**The exercise:**
Isolate every line in the records below with "Stainless" in it.

**Extracted data:**
···

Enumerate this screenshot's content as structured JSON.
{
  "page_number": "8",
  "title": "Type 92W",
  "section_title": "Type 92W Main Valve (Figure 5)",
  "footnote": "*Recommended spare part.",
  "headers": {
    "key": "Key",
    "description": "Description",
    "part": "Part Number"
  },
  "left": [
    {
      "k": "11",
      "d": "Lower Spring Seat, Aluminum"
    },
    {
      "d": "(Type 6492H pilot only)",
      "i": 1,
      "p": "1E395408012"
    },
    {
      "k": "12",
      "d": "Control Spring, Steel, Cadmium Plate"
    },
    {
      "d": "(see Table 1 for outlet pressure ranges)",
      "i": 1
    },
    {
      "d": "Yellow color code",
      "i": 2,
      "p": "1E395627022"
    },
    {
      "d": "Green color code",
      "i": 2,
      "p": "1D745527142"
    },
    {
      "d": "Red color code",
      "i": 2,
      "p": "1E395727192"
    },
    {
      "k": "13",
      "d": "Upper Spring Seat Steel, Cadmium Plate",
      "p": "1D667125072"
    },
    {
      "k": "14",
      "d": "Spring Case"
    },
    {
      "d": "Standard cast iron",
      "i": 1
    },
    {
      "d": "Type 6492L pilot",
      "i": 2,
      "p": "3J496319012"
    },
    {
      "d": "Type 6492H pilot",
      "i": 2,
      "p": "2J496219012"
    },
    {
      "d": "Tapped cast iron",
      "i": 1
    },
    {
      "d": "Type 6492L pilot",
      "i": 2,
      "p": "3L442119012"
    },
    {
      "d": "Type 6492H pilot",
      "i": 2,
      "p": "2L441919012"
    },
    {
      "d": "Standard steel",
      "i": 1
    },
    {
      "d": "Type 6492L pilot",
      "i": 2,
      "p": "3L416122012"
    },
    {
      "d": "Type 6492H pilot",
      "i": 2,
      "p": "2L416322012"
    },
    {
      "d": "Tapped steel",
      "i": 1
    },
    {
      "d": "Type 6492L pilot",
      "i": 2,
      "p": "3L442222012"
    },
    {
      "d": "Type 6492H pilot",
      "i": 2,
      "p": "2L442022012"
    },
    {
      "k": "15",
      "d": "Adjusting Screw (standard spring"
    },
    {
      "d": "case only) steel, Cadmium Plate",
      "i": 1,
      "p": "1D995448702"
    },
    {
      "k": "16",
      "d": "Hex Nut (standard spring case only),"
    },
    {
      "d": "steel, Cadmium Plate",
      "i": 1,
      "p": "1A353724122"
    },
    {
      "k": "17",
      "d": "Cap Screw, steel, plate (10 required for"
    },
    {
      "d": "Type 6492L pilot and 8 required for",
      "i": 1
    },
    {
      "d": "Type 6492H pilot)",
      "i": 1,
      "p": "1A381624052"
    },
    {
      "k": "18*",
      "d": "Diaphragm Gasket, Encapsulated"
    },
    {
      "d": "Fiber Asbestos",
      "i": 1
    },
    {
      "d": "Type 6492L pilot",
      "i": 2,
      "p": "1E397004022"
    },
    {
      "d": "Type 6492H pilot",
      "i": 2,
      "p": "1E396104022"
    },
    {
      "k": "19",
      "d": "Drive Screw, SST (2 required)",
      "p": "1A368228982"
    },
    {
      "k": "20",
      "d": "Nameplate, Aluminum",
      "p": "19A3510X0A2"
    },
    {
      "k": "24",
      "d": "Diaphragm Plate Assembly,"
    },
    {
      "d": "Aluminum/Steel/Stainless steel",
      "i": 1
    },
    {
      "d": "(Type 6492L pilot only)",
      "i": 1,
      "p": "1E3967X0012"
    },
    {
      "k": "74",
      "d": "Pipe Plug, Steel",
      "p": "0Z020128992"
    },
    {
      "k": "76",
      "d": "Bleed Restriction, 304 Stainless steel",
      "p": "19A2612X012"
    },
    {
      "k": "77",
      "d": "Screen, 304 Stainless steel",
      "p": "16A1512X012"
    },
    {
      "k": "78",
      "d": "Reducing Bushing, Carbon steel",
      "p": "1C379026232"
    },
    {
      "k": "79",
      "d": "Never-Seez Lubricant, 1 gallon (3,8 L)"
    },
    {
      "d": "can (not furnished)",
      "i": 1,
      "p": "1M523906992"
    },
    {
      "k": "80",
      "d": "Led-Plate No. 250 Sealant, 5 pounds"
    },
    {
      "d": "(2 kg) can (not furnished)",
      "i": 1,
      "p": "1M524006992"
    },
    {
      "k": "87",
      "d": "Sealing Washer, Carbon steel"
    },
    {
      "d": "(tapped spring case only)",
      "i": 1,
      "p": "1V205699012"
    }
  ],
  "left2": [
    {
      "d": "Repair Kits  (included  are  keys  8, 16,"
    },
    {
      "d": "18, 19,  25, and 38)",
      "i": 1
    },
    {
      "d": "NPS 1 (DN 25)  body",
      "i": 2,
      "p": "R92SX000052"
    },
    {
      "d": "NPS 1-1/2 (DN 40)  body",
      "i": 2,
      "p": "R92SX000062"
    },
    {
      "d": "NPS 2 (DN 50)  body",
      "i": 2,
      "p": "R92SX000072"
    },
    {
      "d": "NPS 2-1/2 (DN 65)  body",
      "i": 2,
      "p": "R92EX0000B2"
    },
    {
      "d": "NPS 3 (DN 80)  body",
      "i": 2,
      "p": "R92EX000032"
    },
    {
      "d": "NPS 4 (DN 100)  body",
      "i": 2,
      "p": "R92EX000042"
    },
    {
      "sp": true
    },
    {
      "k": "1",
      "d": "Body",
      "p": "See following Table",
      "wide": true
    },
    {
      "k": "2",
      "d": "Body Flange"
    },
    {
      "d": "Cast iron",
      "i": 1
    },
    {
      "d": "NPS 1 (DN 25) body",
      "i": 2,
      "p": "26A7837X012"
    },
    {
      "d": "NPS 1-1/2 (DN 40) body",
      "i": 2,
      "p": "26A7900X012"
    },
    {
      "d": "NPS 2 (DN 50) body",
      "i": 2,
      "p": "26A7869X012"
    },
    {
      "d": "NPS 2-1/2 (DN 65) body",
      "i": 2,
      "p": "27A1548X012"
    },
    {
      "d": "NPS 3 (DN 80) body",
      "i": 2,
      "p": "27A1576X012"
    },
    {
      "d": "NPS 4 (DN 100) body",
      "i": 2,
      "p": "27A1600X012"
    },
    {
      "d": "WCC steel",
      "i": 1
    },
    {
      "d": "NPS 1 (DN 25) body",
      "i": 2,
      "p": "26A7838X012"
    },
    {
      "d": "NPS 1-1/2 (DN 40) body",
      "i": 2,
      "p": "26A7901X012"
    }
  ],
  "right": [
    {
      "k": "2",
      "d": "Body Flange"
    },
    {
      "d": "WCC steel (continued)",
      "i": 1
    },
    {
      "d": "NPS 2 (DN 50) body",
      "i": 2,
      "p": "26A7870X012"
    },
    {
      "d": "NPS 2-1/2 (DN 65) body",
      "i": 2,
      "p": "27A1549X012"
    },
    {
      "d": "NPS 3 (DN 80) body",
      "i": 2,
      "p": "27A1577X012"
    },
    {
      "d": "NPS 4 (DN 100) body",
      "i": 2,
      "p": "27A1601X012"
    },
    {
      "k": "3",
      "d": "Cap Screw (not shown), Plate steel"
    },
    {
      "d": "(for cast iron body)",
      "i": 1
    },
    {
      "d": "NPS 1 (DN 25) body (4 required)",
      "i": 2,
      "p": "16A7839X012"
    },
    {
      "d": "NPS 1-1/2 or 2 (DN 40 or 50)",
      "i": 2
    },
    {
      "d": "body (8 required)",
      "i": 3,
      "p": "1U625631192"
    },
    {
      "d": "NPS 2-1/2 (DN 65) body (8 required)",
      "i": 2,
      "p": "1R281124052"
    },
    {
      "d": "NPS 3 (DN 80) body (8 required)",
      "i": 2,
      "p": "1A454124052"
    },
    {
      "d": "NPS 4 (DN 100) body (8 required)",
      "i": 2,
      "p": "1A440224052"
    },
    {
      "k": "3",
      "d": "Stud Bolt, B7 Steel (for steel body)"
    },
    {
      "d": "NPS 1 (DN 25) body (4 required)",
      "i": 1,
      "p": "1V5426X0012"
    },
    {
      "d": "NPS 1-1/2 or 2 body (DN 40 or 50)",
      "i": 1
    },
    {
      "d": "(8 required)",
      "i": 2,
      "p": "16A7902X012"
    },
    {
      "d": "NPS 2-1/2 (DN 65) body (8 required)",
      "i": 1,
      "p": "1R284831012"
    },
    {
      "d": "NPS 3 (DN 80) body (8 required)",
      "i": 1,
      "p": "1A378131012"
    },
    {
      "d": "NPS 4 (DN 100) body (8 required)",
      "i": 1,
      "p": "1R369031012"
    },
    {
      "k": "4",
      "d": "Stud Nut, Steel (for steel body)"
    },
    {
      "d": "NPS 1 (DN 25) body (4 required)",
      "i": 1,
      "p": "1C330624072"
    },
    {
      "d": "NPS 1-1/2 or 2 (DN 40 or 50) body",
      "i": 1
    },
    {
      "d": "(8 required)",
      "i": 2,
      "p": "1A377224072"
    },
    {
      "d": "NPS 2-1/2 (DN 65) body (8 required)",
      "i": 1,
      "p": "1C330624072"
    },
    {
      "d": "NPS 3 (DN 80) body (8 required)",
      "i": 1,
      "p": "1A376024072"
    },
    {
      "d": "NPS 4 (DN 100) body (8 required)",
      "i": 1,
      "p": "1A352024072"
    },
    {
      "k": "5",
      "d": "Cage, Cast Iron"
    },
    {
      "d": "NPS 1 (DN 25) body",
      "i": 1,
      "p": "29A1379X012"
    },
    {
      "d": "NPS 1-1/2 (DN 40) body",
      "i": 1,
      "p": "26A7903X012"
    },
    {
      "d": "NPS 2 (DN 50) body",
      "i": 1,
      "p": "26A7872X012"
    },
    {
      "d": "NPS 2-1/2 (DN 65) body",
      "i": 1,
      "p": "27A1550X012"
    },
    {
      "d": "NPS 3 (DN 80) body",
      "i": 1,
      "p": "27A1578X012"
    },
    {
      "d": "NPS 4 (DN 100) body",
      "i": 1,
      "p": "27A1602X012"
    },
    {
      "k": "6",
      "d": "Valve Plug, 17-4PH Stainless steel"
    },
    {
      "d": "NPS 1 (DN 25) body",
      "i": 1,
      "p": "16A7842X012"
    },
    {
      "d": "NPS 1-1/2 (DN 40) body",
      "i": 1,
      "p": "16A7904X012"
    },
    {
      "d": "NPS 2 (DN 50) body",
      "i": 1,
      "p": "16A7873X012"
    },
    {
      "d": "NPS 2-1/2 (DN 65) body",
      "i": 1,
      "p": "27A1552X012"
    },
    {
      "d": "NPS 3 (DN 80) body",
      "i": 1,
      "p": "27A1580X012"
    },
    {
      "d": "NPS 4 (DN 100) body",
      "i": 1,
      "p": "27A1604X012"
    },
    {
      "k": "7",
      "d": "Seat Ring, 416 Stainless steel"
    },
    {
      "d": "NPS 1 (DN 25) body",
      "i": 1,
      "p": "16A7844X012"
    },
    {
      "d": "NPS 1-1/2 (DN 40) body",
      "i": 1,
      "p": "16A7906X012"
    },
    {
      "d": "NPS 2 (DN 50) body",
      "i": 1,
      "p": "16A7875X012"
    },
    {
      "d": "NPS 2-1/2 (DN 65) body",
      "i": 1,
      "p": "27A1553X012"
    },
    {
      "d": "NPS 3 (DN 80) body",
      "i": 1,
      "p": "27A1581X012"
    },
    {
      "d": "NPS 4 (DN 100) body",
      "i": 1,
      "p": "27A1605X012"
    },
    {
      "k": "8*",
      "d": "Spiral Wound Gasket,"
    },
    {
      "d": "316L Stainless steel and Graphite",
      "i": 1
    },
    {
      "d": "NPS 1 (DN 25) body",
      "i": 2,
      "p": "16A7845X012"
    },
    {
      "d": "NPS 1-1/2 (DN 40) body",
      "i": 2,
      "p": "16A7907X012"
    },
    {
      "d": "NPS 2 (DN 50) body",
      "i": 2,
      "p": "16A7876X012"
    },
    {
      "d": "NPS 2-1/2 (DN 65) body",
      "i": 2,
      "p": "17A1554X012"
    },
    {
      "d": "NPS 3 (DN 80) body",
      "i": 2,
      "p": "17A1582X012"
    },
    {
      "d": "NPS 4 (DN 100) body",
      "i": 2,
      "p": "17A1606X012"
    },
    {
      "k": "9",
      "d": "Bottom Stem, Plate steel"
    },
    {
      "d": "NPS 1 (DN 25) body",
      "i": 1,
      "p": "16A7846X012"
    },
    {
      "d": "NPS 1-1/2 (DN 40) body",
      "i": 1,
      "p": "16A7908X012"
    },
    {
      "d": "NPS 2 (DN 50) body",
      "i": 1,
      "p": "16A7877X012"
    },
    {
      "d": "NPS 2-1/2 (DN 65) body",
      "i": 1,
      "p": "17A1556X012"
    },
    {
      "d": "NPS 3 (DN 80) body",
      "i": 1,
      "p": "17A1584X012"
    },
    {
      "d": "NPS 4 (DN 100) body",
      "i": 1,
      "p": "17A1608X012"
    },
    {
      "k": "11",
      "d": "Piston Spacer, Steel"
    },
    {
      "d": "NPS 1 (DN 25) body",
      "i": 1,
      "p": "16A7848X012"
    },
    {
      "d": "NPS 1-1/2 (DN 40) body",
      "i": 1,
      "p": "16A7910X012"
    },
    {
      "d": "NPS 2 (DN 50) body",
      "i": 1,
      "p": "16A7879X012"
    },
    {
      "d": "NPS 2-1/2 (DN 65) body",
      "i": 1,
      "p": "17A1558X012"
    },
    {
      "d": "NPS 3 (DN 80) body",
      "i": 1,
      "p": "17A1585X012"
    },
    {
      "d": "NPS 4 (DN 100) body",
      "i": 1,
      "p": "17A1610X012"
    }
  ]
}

···

**Right answer:**
      "d": "Aluminum/Steel/Stainless steel",
      "d": "Bleed Restriction, 304 Stainless steel",
      "d": "Screen, 304 Stainless steel",
      "d": "Valve Plug, 17-4PH Stainless steel"
      "d": "Seat Ring, 416 Stainless steel"
      "d": "316L Stainless steel and Graphite",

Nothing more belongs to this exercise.